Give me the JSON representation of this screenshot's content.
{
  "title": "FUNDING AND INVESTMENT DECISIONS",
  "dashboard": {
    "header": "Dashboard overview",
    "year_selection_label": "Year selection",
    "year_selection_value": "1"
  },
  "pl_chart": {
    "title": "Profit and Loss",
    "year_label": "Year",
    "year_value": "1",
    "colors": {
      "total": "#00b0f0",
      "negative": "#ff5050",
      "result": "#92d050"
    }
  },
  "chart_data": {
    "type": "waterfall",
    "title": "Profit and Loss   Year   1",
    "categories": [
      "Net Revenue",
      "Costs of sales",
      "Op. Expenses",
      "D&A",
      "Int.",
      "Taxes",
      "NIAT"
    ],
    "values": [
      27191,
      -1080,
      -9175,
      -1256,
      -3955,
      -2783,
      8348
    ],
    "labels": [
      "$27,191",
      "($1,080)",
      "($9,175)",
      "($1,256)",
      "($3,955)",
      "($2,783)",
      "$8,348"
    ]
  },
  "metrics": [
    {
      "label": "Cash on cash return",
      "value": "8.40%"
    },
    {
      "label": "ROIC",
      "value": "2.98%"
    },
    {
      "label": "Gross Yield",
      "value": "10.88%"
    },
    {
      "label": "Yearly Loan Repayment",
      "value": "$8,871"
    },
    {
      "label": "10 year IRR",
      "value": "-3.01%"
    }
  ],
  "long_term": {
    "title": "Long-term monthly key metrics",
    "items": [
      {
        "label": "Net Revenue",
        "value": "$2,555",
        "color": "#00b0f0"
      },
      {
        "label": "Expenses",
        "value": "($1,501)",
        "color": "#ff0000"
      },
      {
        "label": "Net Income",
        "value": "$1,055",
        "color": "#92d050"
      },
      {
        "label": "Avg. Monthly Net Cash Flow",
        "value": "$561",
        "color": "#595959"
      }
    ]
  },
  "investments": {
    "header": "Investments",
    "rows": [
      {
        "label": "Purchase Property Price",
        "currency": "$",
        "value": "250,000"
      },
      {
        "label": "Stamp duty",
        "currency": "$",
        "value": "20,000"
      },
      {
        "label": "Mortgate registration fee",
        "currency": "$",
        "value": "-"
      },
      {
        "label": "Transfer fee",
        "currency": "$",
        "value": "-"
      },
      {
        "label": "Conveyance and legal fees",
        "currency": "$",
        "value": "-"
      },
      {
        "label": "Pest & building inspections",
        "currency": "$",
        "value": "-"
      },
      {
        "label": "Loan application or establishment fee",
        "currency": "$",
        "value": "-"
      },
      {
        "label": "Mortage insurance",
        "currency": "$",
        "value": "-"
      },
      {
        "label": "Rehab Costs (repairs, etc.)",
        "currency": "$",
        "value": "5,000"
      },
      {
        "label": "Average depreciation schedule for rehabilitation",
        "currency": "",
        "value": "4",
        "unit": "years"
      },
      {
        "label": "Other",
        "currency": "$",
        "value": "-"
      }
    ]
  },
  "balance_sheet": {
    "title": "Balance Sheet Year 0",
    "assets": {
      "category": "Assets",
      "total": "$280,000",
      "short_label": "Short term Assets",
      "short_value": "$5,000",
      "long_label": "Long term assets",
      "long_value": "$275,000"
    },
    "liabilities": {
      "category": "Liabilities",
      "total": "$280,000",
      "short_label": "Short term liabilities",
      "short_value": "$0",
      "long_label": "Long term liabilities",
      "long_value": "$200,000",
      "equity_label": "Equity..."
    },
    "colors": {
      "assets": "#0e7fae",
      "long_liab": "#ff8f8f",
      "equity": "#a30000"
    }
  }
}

^^^^^^^^

* [GIVEN REQUEST] Each entry above needs to be retyped exactly.

* [IN RESPONSE]
Give me the JSON representation of this screenshot's content.
{
  "title": "FUNDING AND INVESTMENT DECISIONS",
  "dashboard": {
    "header": "Dashboard overview",
    "year_selection_label": "Year selection",
    "year_selection_value": "1"
  },
  "pl_chart": {
    "title": "Profit and Loss",
    "year_label": "Year",
    "year_value": "1",
    "colors": {
      "total": "#00b0f0",
      "negative": "#ff5050",
      "result": "#92d050"
    }
  },
  "chart_data": {
    "type": "waterfall",
    "title": "Profit and Loss   Year   1",
    "categories": [
      "Net Revenue",
      "Costs of sales",
      "Op. Expenses",
      "D&A",
      "Int.",
      "Taxes",
      "NIAT"
    ],
    "values": [
      27191,
      -1080,
      -9175,
      -1256,
      -3955,
      -2783,
      8348
    ],
    "labels": [
      "$27,191",
      "($1,080)",
      "($9,175)",
      "($1,256)",
      "($3,955)",
      "($2,783)",
      "$8,348"
    ]
  },
  "metrics": [
    {
      "label": "Cash on cash return",
      "value": "8.40%"
    },
    {
      "label": "ROIC",
      "value": "2.98%"
    },
    {
      "label": "Gross Yield",
      "value": "10.88%"
    },
    {
      "label": "Yearly Loan Repayment",
      "value": "$8,871"
    },
    {
      "label": "10 year IRR",
      "value": "-3.01%"
    }
  ],
  "long_term": {
    "title": "Long-term monthly key metrics",
    "items": [
      {
        "label": "Net Revenue",
        "value": "$2,555",
        "color": "#00b0f0"
      },
      {
        "label": "Expenses",
        "value": "($1,501)",
        "color": "#ff0000"
      },
      {
        "label": "Net Income",
        "value": "$1,055",
        "color": "#92d050"
      },
      {
        "label": "Avg. Monthly Net Cash Flow",
        "value": "$561",
        "color": "#595959"
      }
    ]
  },
  "investments": {
    "header": "Investments",
    "rows": [
      {
        "label": "Purchase Property Price",
        "currency": "$",
        "value": "250,000"
      },
      {
        "label": "Stamp duty",
        "currency": "$",
        "value": "20,000"
      },
      {
        "label": "Mortgate registration fee",
        "currency": "$",
        "value": "-"
      },
      {
        "label": "Transfer fee",
        "currency": "$",
        "value": "-"
      },
      {
        "label": "Conveyance and legal fees",
        "currency": "$",
        "value": "-"
      },
      {
        "label": "Pest & building inspections",
        "currency": "$",
        "value": "-"
      },
      {
        "label": "Loan application or establishment fee",
        "currency": "$",
        "value": "-"
      },
      {
        "label": "Mortage insurance",
        "currency": "$",
        "value": "-"
      },
      {
        "label": "Rehab Costs (repairs, etc.)",
        "currency": "$",
        "value": "5,000"
      },
      {
        "label": "Average depreciation schedule for rehabilitation",
        "currency": "",
        "value": "4",
        "unit": "years"
      },
      {
        "label": "Other",
        "currency": "$",
        "value": "-"
      }
    ]
  },
  "balance_sheet": {
    "title": "Balance Sheet Year 0",
    "assets": {
      "category": "Assets",
      "total": "$280,000",
      "short_label": "Short term Assets",
      "short_value": "$5,000",
      "long_label": "Long term assets",
      "long_value": "$275,000"
    },
    "liabilities": {
      "category": "Liabilities",
      "total": "$280,000",
      "short_label": "Short term liabilities",
      "short_value": "$0",
      "long_label": "Long term liabilities",
      "long_value": "$200,000",
      "equity_label": "Equity..."
    },
    "colors": {
      "assets": "#0e7fae",
      "long_liab": "#ff8f8f",
      "equity": "#a30000"
    }
  }
}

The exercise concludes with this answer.